START SUPPLIED PASSAGE

If my LLM goes down, I have nothing. I guess I could imagine prompts that might get it to do what I want, but there's no guarantee that those would work once it's available again. No amount of thought on my part will get me any closer to the solution, if I'm relying on the LLM as my "compiler".
In my opinion, this sort of learned helplessness is harmful for engineers as a whole.
An interesting element here, I think, is that writing has always been a good way to force you to organize and confront your thoughts. I've liked working on writing-heavy projects, but often in fast-moving environments writing things out before coding becomes easy to skip over, but working with LLMs has sort of inverted that. You have to write to produce code with AI (usually, at least), and the more clarity of thought you put into the writing the better the outcomes (usually).
You’re overestimating determinism. In practice most of our code is written such that it works most of the time. This is why we have bugs in the best and most critical software.
I used to think that being able to write a deterministic hello world app translates to writing deterministic larger system. It’s not true. Humans make mistakes. From an executives point of view you have humans who make mistakes and agents who make mistakes.
Self driving cars don’t need to be perfect they just need to make fewer mistakes.
I always thought the point of abstraction is that you can black-box it via an interface. Understanding it "in depth" is a distraction or obstacle to successful abstraction.
Hard disagree on that second part. Take something like using a library to make an HTTP call. I think there are plenty of engineers who have more than a cursory understanding of what's actually going on under the hood.
Sure, the LLM theoretically can write perfect code. Just like you could theoretically write perfect code. In real life though, maintenance is a huge issue
I use Claude all day. It has written, under my close supervision¹, the majority of my new web app. As a result I estimate the process took 10x less time than had I not used Claude, and I estimate the code to be 5x better quality (as I am a frankly mediocre developer).
But I understand what the code does. It's just Astro and TypeScript. It's not magic. I understand the entire thing; not just 'the prompt that started it'.
¹I never fire-and-forget. I prompt-and-watch. Opus 4.7 still needs to be monitored.

END SUPPLIED PASSAGE

* **WHAT THIS TASK INVOLVES**
Return the passage in the comments about coding with LLMs from "But I understand" to "to be monitored.", word for word.

START RECORDS SHOWN

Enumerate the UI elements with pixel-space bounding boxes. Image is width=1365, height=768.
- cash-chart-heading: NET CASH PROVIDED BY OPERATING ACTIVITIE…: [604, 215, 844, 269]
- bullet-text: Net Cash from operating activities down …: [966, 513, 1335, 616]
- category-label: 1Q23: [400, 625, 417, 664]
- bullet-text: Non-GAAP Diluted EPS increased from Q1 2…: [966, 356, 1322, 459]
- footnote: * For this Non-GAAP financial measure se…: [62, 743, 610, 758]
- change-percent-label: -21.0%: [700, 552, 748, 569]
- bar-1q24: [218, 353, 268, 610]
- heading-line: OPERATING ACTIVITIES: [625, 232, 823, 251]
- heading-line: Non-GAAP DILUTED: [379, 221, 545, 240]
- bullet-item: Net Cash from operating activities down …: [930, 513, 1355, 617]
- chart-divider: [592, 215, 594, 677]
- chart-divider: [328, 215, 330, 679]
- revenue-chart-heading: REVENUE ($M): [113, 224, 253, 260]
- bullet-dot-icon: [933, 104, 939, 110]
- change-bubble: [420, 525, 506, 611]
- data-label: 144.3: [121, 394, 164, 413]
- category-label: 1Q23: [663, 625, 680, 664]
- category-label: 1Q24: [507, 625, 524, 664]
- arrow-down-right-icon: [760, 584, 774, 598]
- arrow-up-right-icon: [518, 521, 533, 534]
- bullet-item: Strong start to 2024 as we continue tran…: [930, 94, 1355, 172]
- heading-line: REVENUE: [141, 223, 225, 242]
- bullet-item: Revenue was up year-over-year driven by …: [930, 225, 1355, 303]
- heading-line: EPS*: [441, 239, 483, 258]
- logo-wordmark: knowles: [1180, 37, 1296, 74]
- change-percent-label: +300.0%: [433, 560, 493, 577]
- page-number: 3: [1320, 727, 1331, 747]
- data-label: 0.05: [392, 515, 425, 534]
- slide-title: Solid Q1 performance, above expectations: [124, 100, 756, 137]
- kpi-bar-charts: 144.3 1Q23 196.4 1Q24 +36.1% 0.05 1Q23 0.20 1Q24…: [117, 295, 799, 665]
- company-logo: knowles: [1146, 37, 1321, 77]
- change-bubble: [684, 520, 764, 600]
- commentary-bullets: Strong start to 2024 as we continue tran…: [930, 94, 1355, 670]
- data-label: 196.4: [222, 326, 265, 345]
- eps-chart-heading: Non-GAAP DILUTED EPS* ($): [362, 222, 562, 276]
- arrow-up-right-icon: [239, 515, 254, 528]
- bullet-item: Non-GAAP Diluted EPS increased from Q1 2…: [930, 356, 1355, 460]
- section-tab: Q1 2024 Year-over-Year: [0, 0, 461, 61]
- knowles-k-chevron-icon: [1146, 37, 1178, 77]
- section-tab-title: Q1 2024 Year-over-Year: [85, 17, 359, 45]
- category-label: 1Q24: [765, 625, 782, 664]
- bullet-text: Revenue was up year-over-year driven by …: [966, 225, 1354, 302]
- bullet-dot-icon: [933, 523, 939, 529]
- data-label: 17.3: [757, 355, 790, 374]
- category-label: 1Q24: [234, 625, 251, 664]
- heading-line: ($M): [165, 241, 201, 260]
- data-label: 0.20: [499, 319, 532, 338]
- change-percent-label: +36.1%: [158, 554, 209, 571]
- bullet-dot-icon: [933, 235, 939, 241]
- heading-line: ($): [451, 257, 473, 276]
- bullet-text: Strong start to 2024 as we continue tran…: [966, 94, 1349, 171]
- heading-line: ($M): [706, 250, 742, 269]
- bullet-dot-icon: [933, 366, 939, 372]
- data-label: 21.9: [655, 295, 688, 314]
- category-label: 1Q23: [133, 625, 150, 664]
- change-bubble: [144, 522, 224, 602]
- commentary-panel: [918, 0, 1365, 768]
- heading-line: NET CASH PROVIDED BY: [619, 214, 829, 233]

END RECORDS SHOWN

* **TASK ANSWER**
But I understand what the code does. It's just Astro and TypeScript. It's not magic. I understand the entire thing; not just 'the prompt that started it'.
¹I never fire-and-forget. I prompt-and-watch. Opus 4.7 still needs to be monitored.